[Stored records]

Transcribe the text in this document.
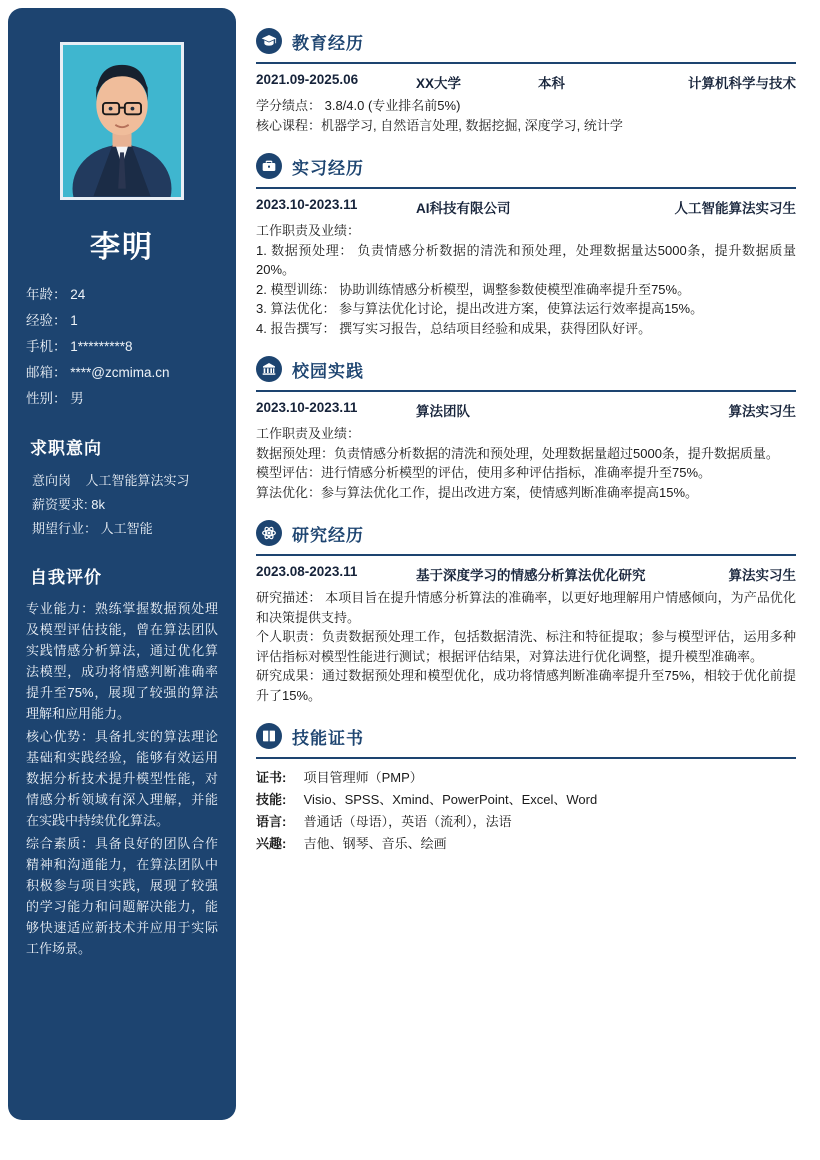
李明
年龄： 24
经验： 1
手机： 1*********8
邮箱： ****@zcmima.cn
性别： 男
求职意向
意向岗 人工智能算法实习
薪资要求: 8k
期望行业： 人工智能
自我评价

专业能力：熟练掌握数据预处理及模型评估技能，曾在算法团队实践情感分析算法，通过优化算法模型，成功将情感判断准确率提升至75%，展现了较强的算法理解和应用能力。

核心优势：具备扎实的算法理论基础和实践经验，能够有效运用数据分析技术提升模型性能，对情感分析领域有深入理解，并能在实践中持续优化算法。

综合素质：具备良好的团队合作精神和沟通能力，在算法团队中积极参与项目实践，展现了较强的学习能力和问题解决能力，能够快速适应新技术并应用于实际工作场景。

教育经历
2021.09-2025.06	XX大学	本科	计算机科学与技术

学分绩点： 3.8/4.0 (专业排名前5%)

核心课程：机器学习, 自然语言处理, 数据挖掘, 深度学习, 统计学

实习经历
2023.10-2023.11	AI科技有限公司	人工智能算法实习生

工作职责及业绩：

1. 数据预处理： 负责情感分析数据的清洗和预处理，处理数据量达5000条，提升数据质量20%。

2. 模型训练： 协助训练情感分析模型，调整参数使模型准确率提升至75%。

3. 算法优化： 参与算法优化讨论，提出改进方案，使算法运行效率提高15%。

4. 报告撰写： 撰写实习报告，总结项目经验和成果，获得团队好评。

校园实践
2023.10-2023.11	算法团队	算法实习生

工作职责及业绩：

数据预处理：负责情感分析数据的清洗和预处理，处理数据量超过5000条，提升数据质量。

模型评估：进行情感分析模型的评估，使用多种评估指标，准确率提升至75%。

算法优化：参与算法优化工作，提出改进方案，使情感判断准确率提高15%。

研究经历
2023.08-2023.11	基于深度学习的情感分析算法优化研究	算法实习生

研究描述： 本项目旨在提升情感分析算法的准确率，以更好地理解用户情感倾向，为产品优化和决策提供支持。

个人职责：负责数据预处理工作，包括数据清洗、标注和特征提取；参与模型评估，运用多种评估指标对模型性能进行测试；根据评估结果，对算法进行优化调整，提升模型准确率。

研究成果：通过数据预处理和模型优化，成功将情感判断准确率提升至75%，相较于优化前提升了15%。

技能证书
证书: 项目管理师（PMP）
技能: Visio、SPSS、Xmind、PowerPoint、Excel、Word
语言: 普通话（母语），英语（流利），法语
兴趣: 吉他、钢琴、音乐、绘画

* Work to complete: Count every line bearing the word "负责情感分析数据的清洗和预处理"; report the total only.

* Result below: 2